Requirements = Restate the whole listing word for word. Pictures are left out.

[Saved entries]
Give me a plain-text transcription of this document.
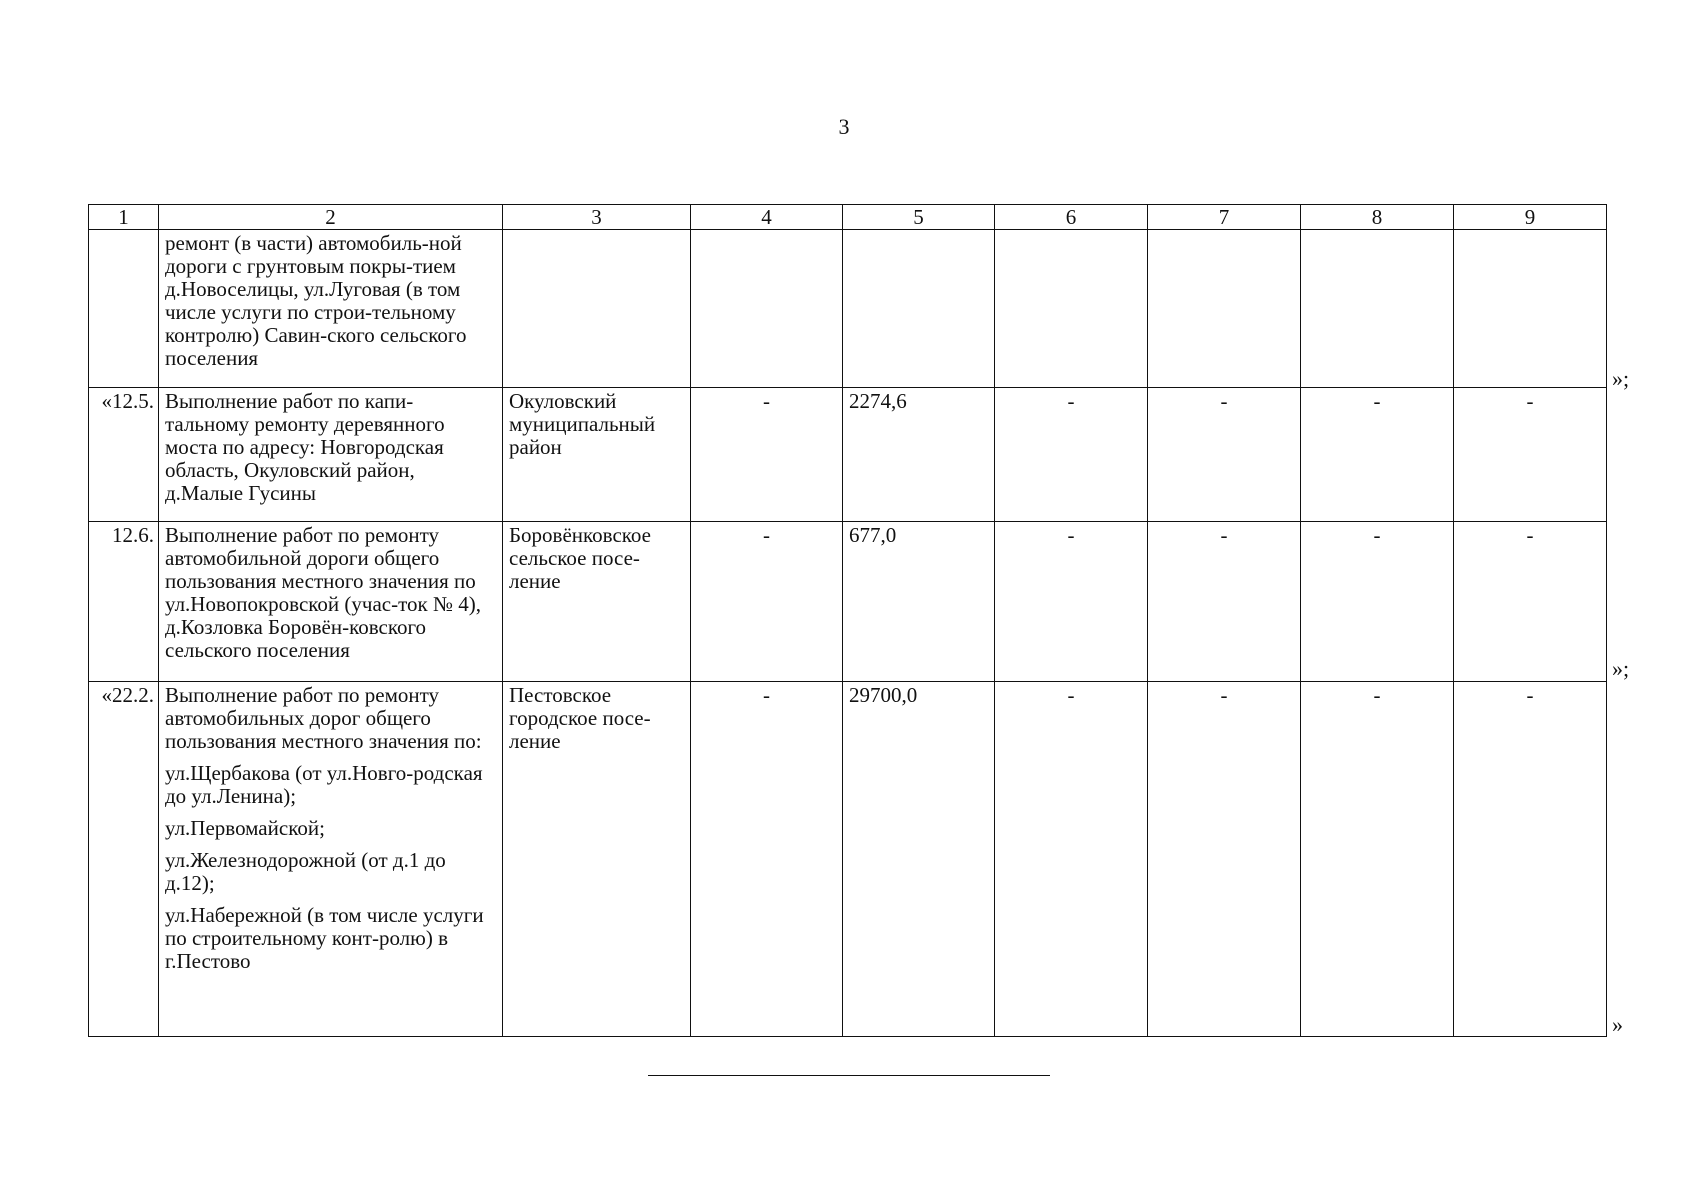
3
1	2	3	4	5	6	7	8	9
	ремонт (в части) автомобиль-ной дороги с грунтовым покры-тием д.Новоселицы, ул.Луговая (в том числе услуги по строи-тельному контролю) Савин-ского сельского поселения							
«12.5.	Выполнение работ по капи-тальному ремонту деревянного моста по адресу: Новгородская область, Окуловский район, д.Малые Гусины	Окуловский муниципальный район	-	2274,6	-	-	-	-
12.6.	Выполнение работ по ремонту автомобильной дороги общего пользования местного значения по ул.Новопокровской (учас-ток № 4), д.Козловка Боровён-ковского сельского поселения	Боровёнковское сельское посе-ление	-	677,0	-	-	-	-
«22.2.	Выполнение работ по ремонту автомобильных дорог общего пользования местного значения по:
ул.Щербакова (от ул.Новго-родская до ул.Ленина);
ул.Первомайской;
ул.Железнодорожной (от д.1 до д.12);
ул.Набережной (в том числе услуги по строительному конт-ролю) в г.Пестово	Пестовское городское посе-ление	-	29700,0	-	-	-	-
»;
»;
»
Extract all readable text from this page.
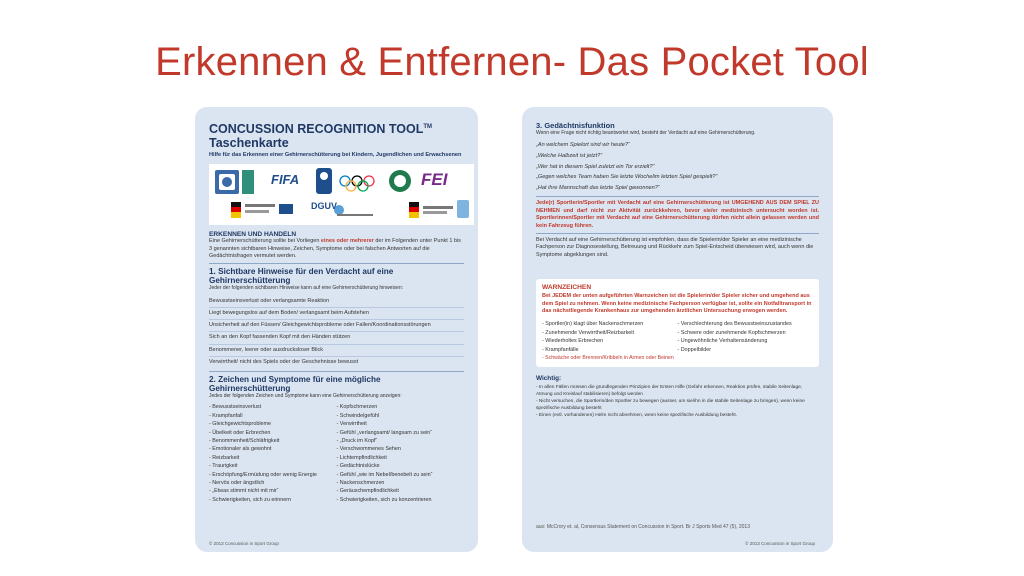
Erkennen & Entfernen- Das Pocket Tool
CONCUSSION RECOGNITION TOOL™
Taschenkarte
Hilfe für das Erkennen einer Gehirnerschütterung bei Kindern, Jugendlichen und Erwachsenen
FIFA	FEI
DGUV
ERKENNEN UND HANDELN
Eine Gehirnerschütterung sollte bei Vorliegen eines oder mehrerer der im Folgenden unter Punkt 1 bis 3 genannten sichtbaren Hinweise, Zeichen, Symptome oder bei falschen Antworten auf die Gedächtnisfragen vermutet werden.
1. Sichtbare Hinweise für den Verdacht auf eine Gehirnerschütterung
Jeder der folgenden sichtbaren Hinweise kann auf eine Gehirnerschütterung hinweisen:
Bewusstseinsverlust oder verlangsamte Reaktion
Liegt bewegungslos auf dem Boden/ verlangsamt beim Aufstehen
Unsicherheit auf den Füssen/ Gleichgewichtsprobleme oder Fallen/Koordinationsstörungen
Sich an den Kopf fassenden Kopf mit den Händen stützen
Benommener, leerer oder ausdrucksloser Blick
Verwirrtheit/ nicht des Spiels oder der Geschehnisse bewusst
2. Zeichen und Symptome für eine mögliche Gehirnerschütterung
Jedes der folgenden Zeichen und Symptome kann eine Gehirnerschütterung anzeigen:
- Bewusstseinsverlust
- Krampfanfall
- Gleichgewichtsprobleme
- Übelkeit oder Erbrechen
- Benommenheit/Schläfrigkeit
- Emotionaler als gewohnt
- Reizbarkeit
- Traurigkeit
- Erschöpfung/Ermüdung oder wenig Energie
- Nervös oder ängstlich
- „Etwas stimmt nicht mit mir“
- Schwierigkeiten, sich zu erinnern
- Kopfschmerzen
- Schwindelgefühl
- Verwirrtheit
- Gefühl „verlangsamt/ langsam zu sein“
- „Druck im Kopf“
- Verschwommenes Sehen
- Lichtempfindlichkeit
- Gedächtnislücke
- Gefühl „wie im Nebel/benebelt zu sein“
- Nackenschmerzen
- Geräuschempfindlichkeit
- Schwierigkeiten, sich zu konzentrieren
© 2013 Concussion in Sport Group
3. Gedächtnisfunktion
Wenn eine Frage nicht richtig beantwortet wird, besteht der Verdacht auf eine Gehirnerschütterung.
„An welchem Spielort sind wir heute?“
„Welche Halbzeit ist jetzt?“
„Wer hat in diesem Spiel zuletzt ein Tor erzielt?“
„Gegen welches Team haben Sie letzte Wochelim letzten Spiel gespielt?“
„Hat ihre Mannschaft das letzte Spiel gewonnen?“
Jede(r) Sportlerin/Sportler mit Verdacht auf eine Gehirnerschütterung ist UMGEHEND AUS DEM SPIEL ZU NEHMEN und darf nicht zur Aktivität zurückkehren, bevor sie/er medizinisch untersucht worden ist. Sportlerinnen/Sportler mit Verdacht auf eine Gehirnerschütterung dürfen nicht allein gelassen werden und kein Fahrzeug führen.
Bei Verdacht auf eine Gehirnerschütterung ist empfohlen, dass die Spielerin/der Spieler an eine medizinische Fachperson zur Diagnosestellung, Betreuung und Rückkehr zum Spiel-Entscheid überwiesen wird, auch wenn die Symptome abgeklungen sind.
WARNZEICHEN
Bei JEDEM der unten aufgeführten Warnzeichen ist die Spielerin/der Spieler sicher und umgehend aus dem Spiel zu nehmen. Wenn keine medizinische Fachperson verfügbar ist, sollte ein Notfalltransport in das nächstliegende Krankenhaus zur umgehenden ärztlichen Untersuchung erwogen werden.
- Sportler(in) klagt über Nackenschmerzen
- Zunehmende Verwirrtheit/Reizbarkeit
- Wiederholtes Erbrechen
- Krampfanfälle
- Verschlechterung des Bewusstseinszustandes
- Schwere oder zunehmende Kopfschmerzen
- Ungewöhnliche Verhaltensänderung
- Doppelbilder
- Schwäche oder Brennen/Kribbeln in Armen oder Beinen
Wichtig:
- In allen Fällen müssen die grundlegenden Prinzipien der Ersten Hilfe (Gefahr erkennen, Reaktion prüfen, stabile Seitenlage, Atmung und Kreislauf stabilisieren) befolgt werden
- Nicht versuchen, die Sportlerin/den Sportler zu bewegen (ausser, um sie/ihn in die stabile Seitenlage zu bringen), wenn keine spezifische Ausbildung besteht
- Einen (evtl. vorhandenen) Helm nicht abnehmen, wenn keine spezifische Ausbildung besteht.
aus: McCrory et. al, Consensus Statement on Concussion in Sport. Br J Sports Med 47 (5), 2013
© 2013 Concussion in Sport Group
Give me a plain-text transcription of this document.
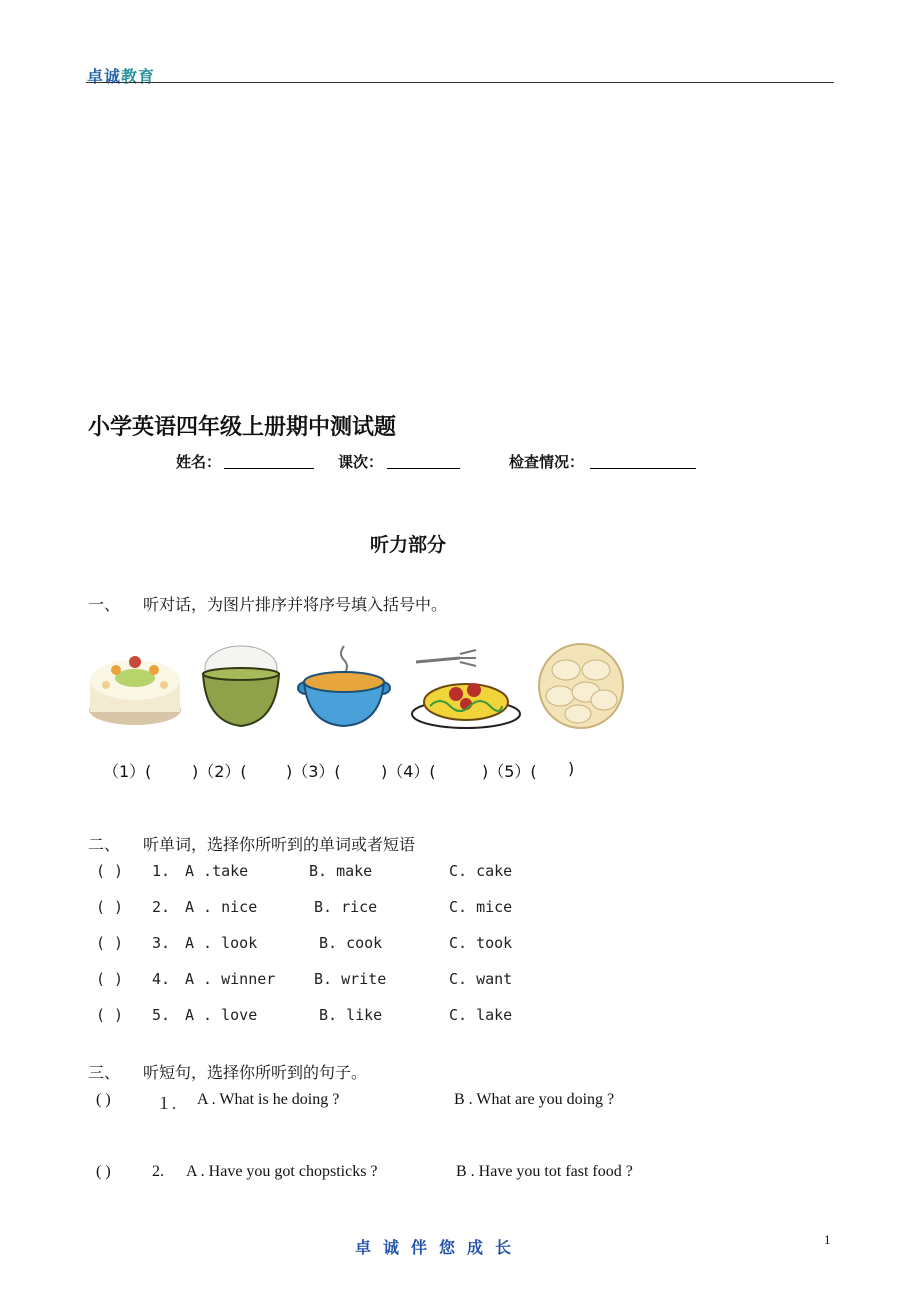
卓诚教育
小学英语四年级上册期中测试题
姓名：	课次：	检查情况：
听力部分
一、 听对话，为图片排序并将序号填入括号中。
（1）(	)（2）( )（3）(	)（4）(	)（5）( )
二、 听单词，选择你所听到的单词或者短语
( ) 1. A .take	B. make	C. cake
( ) 2. A . nice	B. rice	C. mice
( ) 3. A . look	B. cook	C. took
( ) 4. A . winner	B. write	C. want
( ) 5. A . love	B. like	C. lake
三、 听短句，选择你所听到的句子。
( )	１. A . What is he doing ?	B . What are you doing ?
( )	2. A . Have you got chopsticks ?	B . Have you tot fast food ?
卓诚伴您成长	1
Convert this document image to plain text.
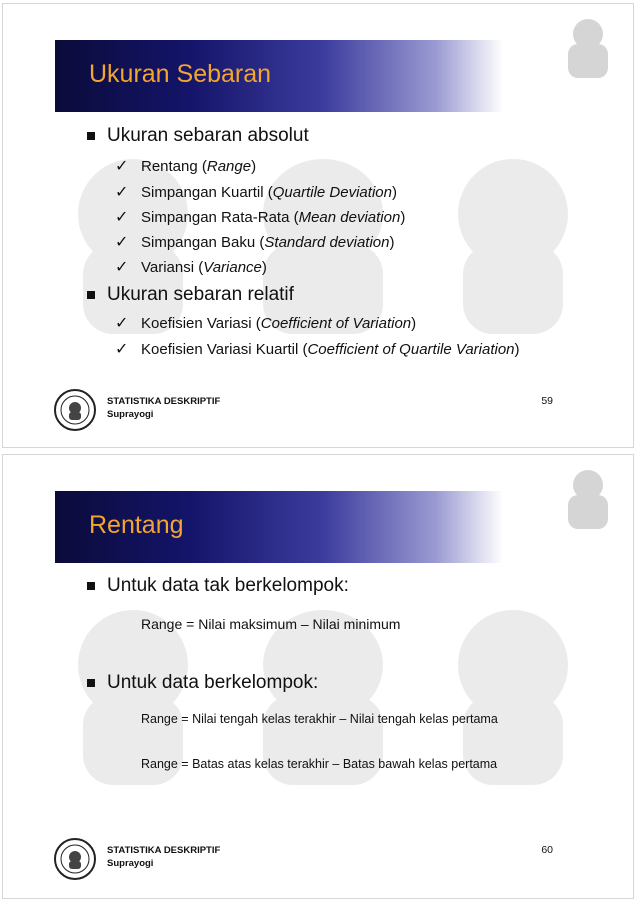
Ukuran Sebaran
Ukuran sebaran absolut
✓ Rentang ( Range )
✓ Simpangan Kuartil ( Quartile Deviation )
✓ Simpangan Rata-Rata ( Mean deviation )
✓ Simpangan Baku ( Standard deviation )
✓ Variansi ( Variance )
Ukuran sebaran relatif
✓ Koefisien Variasi ( Coefficient of Variation )
✓ Koefisien Variasi Kuartil ( Coefficient of Quartile Variation )
STATISTIKA DESKRIPTIF
Suprayogi
59
Rentang
Untuk data tak berkelompok:
Range = Nilai maksimum – Nilai minimum
Untuk data berkelompok:
Range = Nilai tengah kelas terakhir – Nilai tengah kelas pertama
Range = Batas atas kelas terakhir – Batas bawah kelas pertama
STATISTIKA DESKRIPTIF
Suprayogi
60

Worked solution =
Give me a plain-text transcription of this document.
3
1	2	3	4	5	6	7	8	9
	ремонт (в части) автомобиль-ной дороги с грунтовым покры-тием д.Новоселицы, ул.Луговая (в том числе услуги по строи-тельному контролю) Савин-ского сельского поселения							
«12.5.	Выполнение работ по капи-тальному ремонту деревянного моста по адресу: Новгородская область, Окуловский район, д.Малые Гусины	Окуловский муниципальный район	-	2274,6	-	-	-	-
12.6.	Выполнение работ по ремонту автомобильной дороги общего пользования местного значения по ул.Новопокровской (учас-ток № 4), д.Козловка Боровён-ковского сельского поселения	Боровёнковское сельское посе-ление	-	677,0	-	-	-	-
«22.2.	Выполнение работ по ремонту автомобильных дорог общего пользования местного значения по:
ул.Щербакова (от ул.Новго-родская до ул.Ленина);
ул.Первомайской;
ул.Железнодорожной (от д.1 до д.12);
ул.Набережной (в том числе услуги по строительному конт-ролю) в г.Пестово	Пестовское городское посе-ление	-	29700,0	-	-	-	-
»;
»;
»
Extract all readable text from this page.
Erkennen & Entfernen- Das Pocket Tool
CONCUSSION RECOGNITION TOOL™
Taschenkarte
Hilfe für das Erkennen einer Gehirnerschütterung bei Kindern, Jugendlichen und Erwachsenen
FIFA	FEI
DGUV
ERKENNEN UND HANDELN
Eine Gehirnerschütterung sollte bei Vorliegen eines oder mehrerer der im Folgenden unter Punkt 1 bis 3 genannten sichtbaren Hinweise, Zeichen, Symptome oder bei falschen Antworten auf die Gedächtnisfragen vermutet werden.
1. Sichtbare Hinweise für den Verdacht auf eine Gehirnerschütterung
Jeder der folgenden sichtbaren Hinweise kann auf eine Gehirnerschütterung hinweisen:
Bewusstseinsverlust oder verlangsamte Reaktion
Liegt bewegungslos auf dem Boden/ verlangsamt beim Aufstehen
Unsicherheit auf den Füssen/ Gleichgewichtsprobleme oder Fallen/Koordinationsstörungen
Sich an den Kopf fassenden Kopf mit den Händen stützen
Benommener, leerer oder ausdrucksloser Blick
Verwirrtheit/ nicht des Spiels oder der Geschehnisse bewusst
2. Zeichen und Symptome für eine mögliche Gehirnerschütterung
Jedes der folgenden Zeichen und Symptome kann eine Gehirnerschütterung anzeigen:
- Bewusstseinsverlust
- Krampfanfall
- Gleichgewichtsprobleme
- Übelkeit oder Erbrechen
- Benommenheit/Schläfrigkeit
- Emotionaler als gewohnt
- Reizbarkeit
- Traurigkeit
- Erschöpfung/Ermüdung oder wenig Energie
- Nervös oder ängstlich
- „Etwas stimmt nicht mit mir“
- Schwierigkeiten, sich zu erinnern
- Kopfschmerzen
- Schwindelgefühl
- Verwirrtheit
- Gefühl „verlangsamt/ langsam zu sein“
- „Druck im Kopf“
- Verschwommenes Sehen
- Lichtempfindlichkeit
- Gedächtnislücke
- Gefühl „wie im Nebel/benebelt zu sein“
- Nackenschmerzen
- Geräuschempfindlichkeit
- Schwierigkeiten, sich zu konzentrieren
© 2013 Concussion in Sport Group
3. Gedächtnisfunktion
Wenn eine Frage nicht richtig beantwortet wird, besteht der Verdacht auf eine Gehirnerschütterung.
„An welchem Spielort sind wir heute?“
„Welche Halbzeit ist jetzt?“
„Wer hat in diesem Spiel zuletzt ein Tor erzielt?“
„Gegen welches Team haben Sie letzte Wochelim letzten Spiel gespielt?“
„Hat ihre Mannschaft das letzte Spiel gewonnen?“
Jede(r) Sportlerin/Sportler mit Verdacht auf eine Gehirnerschütterung ist UMGEHEND AUS DEM SPIEL ZU NEHMEN und darf nicht zur Aktivität zurückkehren, bevor sie/er medizinisch untersucht worden ist. Sportlerinnen/Sportler mit Verdacht auf eine Gehirnerschütterung dürfen nicht allein gelassen werden und kein Fahrzeug führen.
Bei Verdacht auf eine Gehirnerschütterung ist empfohlen, dass die Spielerin/der Spieler an eine medizinische Fachperson zur Diagnosestellung, Betreuung und Rückkehr zum Spiel-Entscheid überwiesen wird, auch wenn die Symptome abgeklungen sind.
WARNZEICHEN
Bei JEDEM der unten aufgeführten Warnzeichen ist die Spielerin/der Spieler sicher und umgehend aus dem Spiel zu nehmen. Wenn keine medizinische Fachperson verfügbar ist, sollte ein Notfalltransport in das nächstliegende Krankenhaus zur umgehenden ärztlichen Untersuchung erwogen werden.
- Sportler(in) klagt über Nackenschmerzen
- Zunehmende Verwirrtheit/Reizbarkeit
- Wiederholtes Erbrechen
- Krampfanfälle
- Verschlechterung des Bewusstseinszustandes
- Schwere oder zunehmende Kopfschmerzen
- Ungewöhnliche Verhaltensänderung
- Doppelbilder
- Schwäche oder Brennen/Kribbeln in Armen oder Beinen
Wichtig:
- In allen Fällen müssen die grundlegenden Prinzipien der Ersten Hilfe (Gefahr erkennen, Reaktion prüfen, stabile Seitenlage, Atmung und Kreislauf stabilisieren) befolgt werden
- Nicht versuchen, die Sportlerin/den Sportler zu bewegen (ausser, um sie/ihn in die stabile Seitenlage zu bringen), wenn keine spezifische Ausbildung besteht
- Einen (evtl. vorhandenen) Helm nicht abnehmen, wenn keine spezifische Ausbildung besteht.
aus: McCrory et. al, Consensus Statement on Concussion in Sport. Br J Sports Med 47 (5), 2013
© 2013 Concussion in Sport Group
Give me a plain-text transcription of this document.
卓诚教育
小学英语四年级上册期中测试题
姓名：	课次：	检查情况：
听力部分
一、 听对话，为图片排序并将序号填入括号中。
（1）(	)（2）( )（3）(	)（4）(	)（5）( )
二、 听单词，选择你所听到的单词或者短语
( ) 1. A .take	B. make	C. cake
( ) 2. A . nice	B. rice	C. mice
( ) 3. A . look	B. cook	C. took
( ) 4. A . winner	B. write	C. want
( ) 5. A . love	B. like	C. lake
三、 听短句，选择你所听到的句子。
( )	１. A . What is he doing ?	B . What are you doing ?
( )	2. A . Have you got chopsticks ?	B . Have you tot fast food ?
卓诚伴您成长	1
Convert this document image to plain text.
Ukuran Sebaran
Ukuran sebaran absolut
✓ Rentang ( Range )
✓ Simpangan Kuartil ( Quartile Deviation )
✓ Simpangan Rata-Rata ( Mean deviation )
✓ Simpangan Baku ( Standard deviation )
✓ Variansi ( Variance )
Ukuran sebaran relatif
✓ Koefisien Variasi ( Coefficient of Variation )
✓ Koefisien Variasi Kuartil ( Coefficient of Quartile Variation )
STATISTIKA DESKRIPTIF
Suprayogi
59
Rentang
Untuk data tak berkelompok:
Range = Nilai maksimum – Nilai minimum
Untuk data berkelompok:
Range = Nilai tengah kelas terakhir – Nilai tengah kelas pertama
Range = Batas atas kelas terakhir – Batas bawah kelas pertama
STATISTIKA DESKRIPTIF
Suprayogi
60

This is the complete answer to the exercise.